Copy the lines below word for word, leaving out the pictures.
--- begin ---
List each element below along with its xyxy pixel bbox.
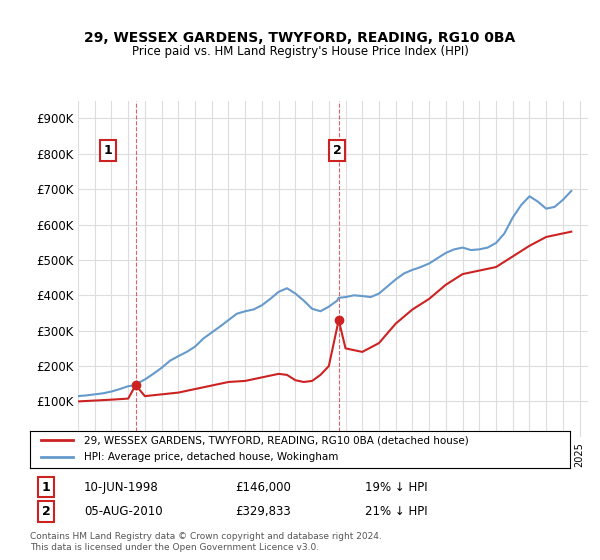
Text: 10-JUN-1998: 10-JUN-1998 <box>84 480 159 494</box>
Text: 1: 1 <box>42 480 50 494</box>
Text: 05-AUG-2010: 05-AUG-2010 <box>84 505 163 518</box>
Text: 1: 1 <box>104 144 112 157</box>
Text: £329,833: £329,833 <box>235 505 291 518</box>
Text: 19% ↓ HPI: 19% ↓ HPI <box>365 480 427 494</box>
Text: 2: 2 <box>42 505 50 518</box>
Text: 29, WESSEX GARDENS, TWYFORD, READING, RG10 0BA: 29, WESSEX GARDENS, TWYFORD, READING, RG… <box>85 31 515 45</box>
Text: 21% ↓ HPI: 21% ↓ HPI <box>365 505 427 518</box>
Text: 29, WESSEX GARDENS, TWYFORD, READING, RG10 0BA (detached house): 29, WESSEX GARDENS, TWYFORD, READING, RG… <box>84 435 469 445</box>
Text: 2: 2 <box>333 144 341 157</box>
Text: Price paid vs. HM Land Registry's House Price Index (HPI): Price paid vs. HM Land Registry's House … <box>131 45 469 58</box>
Text: £146,000: £146,000 <box>235 480 291 494</box>
Text: Contains HM Land Registry data © Crown copyright and database right 2024.
This d: Contains HM Land Registry data © Crown c… <box>30 532 382 552</box>
Text: HPI: Average price, detached house, Wokingham: HPI: Average price, detached house, Woki… <box>84 452 338 463</box>
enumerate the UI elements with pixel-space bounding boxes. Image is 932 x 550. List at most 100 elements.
--- end ---
> **EXERCISE ANSWER**
List each element below along with its xyxy pixel bbox.
Text: 10-JUN-1998: 10-JUN-1998 <box>84 480 159 494</box>
Text: 1: 1 <box>42 480 50 494</box>
Text: 05-AUG-2010: 05-AUG-2010 <box>84 505 163 518</box>
Text: 1: 1 <box>104 144 112 157</box>
Text: £329,833: £329,833 <box>235 505 291 518</box>
Text: 19% ↓ HPI: 19% ↓ HPI <box>365 480 427 494</box>
Text: 2: 2 <box>42 505 50 518</box>
Text: 29, WESSEX GARDENS, TWYFORD, READING, RG10 0BA: 29, WESSEX GARDENS, TWYFORD, READING, RG… <box>85 31 515 45</box>
Text: 21% ↓ HPI: 21% ↓ HPI <box>365 505 427 518</box>
Text: 29, WESSEX GARDENS, TWYFORD, READING, RG10 0BA (detached house): 29, WESSEX GARDENS, TWYFORD, READING, RG… <box>84 435 469 445</box>
Text: 2: 2 <box>333 144 341 157</box>
Text: Price paid vs. HM Land Registry's House Price Index (HPI): Price paid vs. HM Land Registry's House … <box>131 45 469 58</box>
Text: £146,000: £146,000 <box>235 480 291 494</box>
Text: Contains HM Land Registry data © Crown copyright and database right 2024.
This d: Contains HM Land Registry data © Crown c… <box>30 532 382 552</box>
Text: HPI: Average price, detached house, Wokingham: HPI: Average price, detached house, Woki… <box>84 452 338 463</box>
enumerate the UI elements with pixel-space bounding boxes. Image is 932 x 550. List at most 100 elements.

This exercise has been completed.